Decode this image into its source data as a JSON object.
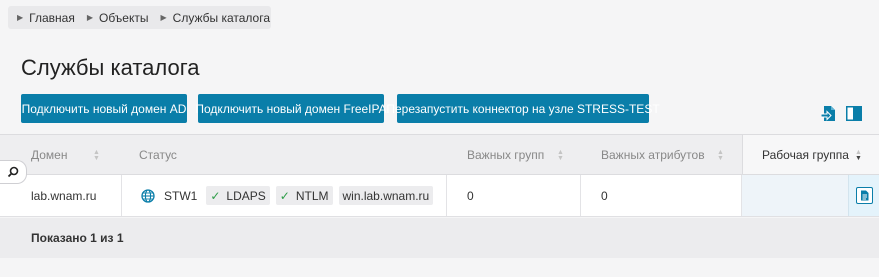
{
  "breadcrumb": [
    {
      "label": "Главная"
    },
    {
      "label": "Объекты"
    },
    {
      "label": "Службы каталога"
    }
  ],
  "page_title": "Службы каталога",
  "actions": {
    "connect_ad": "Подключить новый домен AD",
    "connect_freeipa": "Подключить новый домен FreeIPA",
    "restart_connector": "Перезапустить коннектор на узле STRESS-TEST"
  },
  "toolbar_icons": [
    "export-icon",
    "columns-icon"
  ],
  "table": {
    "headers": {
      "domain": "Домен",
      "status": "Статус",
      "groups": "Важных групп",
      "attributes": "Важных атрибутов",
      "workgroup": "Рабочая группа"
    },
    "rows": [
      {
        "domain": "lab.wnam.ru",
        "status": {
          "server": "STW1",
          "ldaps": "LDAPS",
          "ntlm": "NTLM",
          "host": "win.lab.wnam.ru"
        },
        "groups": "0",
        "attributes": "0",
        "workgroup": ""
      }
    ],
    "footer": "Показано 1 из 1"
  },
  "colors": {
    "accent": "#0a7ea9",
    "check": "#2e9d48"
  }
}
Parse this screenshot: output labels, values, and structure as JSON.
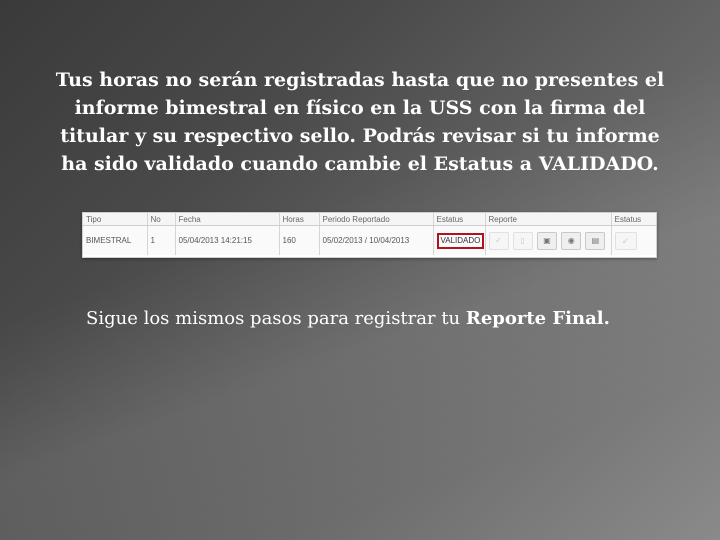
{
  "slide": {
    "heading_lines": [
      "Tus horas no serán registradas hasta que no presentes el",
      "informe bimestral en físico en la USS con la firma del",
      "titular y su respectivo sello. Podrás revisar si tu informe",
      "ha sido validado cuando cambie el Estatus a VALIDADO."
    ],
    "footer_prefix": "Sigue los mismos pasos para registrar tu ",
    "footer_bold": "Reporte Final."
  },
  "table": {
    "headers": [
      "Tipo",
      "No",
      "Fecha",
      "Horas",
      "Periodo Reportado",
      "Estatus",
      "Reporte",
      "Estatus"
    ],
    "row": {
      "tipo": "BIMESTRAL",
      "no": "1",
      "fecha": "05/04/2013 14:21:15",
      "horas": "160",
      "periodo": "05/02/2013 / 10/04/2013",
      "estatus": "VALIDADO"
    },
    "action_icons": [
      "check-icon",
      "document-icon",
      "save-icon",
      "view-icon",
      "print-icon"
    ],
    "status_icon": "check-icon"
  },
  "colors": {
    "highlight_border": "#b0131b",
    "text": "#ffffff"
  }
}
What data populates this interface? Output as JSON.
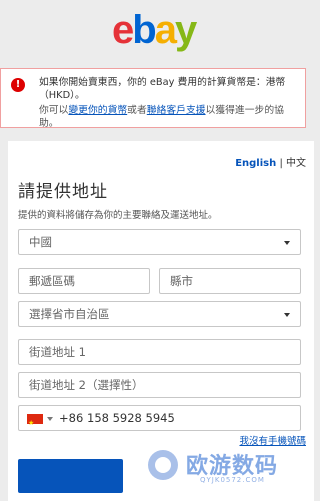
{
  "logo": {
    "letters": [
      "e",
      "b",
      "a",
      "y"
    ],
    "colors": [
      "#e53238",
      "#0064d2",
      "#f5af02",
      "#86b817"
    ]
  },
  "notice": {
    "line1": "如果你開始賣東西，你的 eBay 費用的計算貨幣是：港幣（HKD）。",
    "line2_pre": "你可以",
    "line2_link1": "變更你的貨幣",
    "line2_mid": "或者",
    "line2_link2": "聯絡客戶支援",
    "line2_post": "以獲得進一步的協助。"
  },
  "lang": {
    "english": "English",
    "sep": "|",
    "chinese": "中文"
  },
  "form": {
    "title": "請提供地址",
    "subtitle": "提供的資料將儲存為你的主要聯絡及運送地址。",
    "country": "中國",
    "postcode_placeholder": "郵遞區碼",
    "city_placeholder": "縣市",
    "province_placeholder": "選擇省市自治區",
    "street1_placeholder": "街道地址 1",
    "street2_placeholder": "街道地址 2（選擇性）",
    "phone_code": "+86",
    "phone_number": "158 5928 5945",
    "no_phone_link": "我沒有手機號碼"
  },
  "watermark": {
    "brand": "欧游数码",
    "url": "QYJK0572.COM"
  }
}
☆ ☆ ☆ ☆
**PROBLEM STATEMENT**
Filter the records, keeping only lines that contain "Важных", and show those lines.

**FULL SOLUTION**
      "groups": "Важных групп",
      "attributes": "Важных атрибутов",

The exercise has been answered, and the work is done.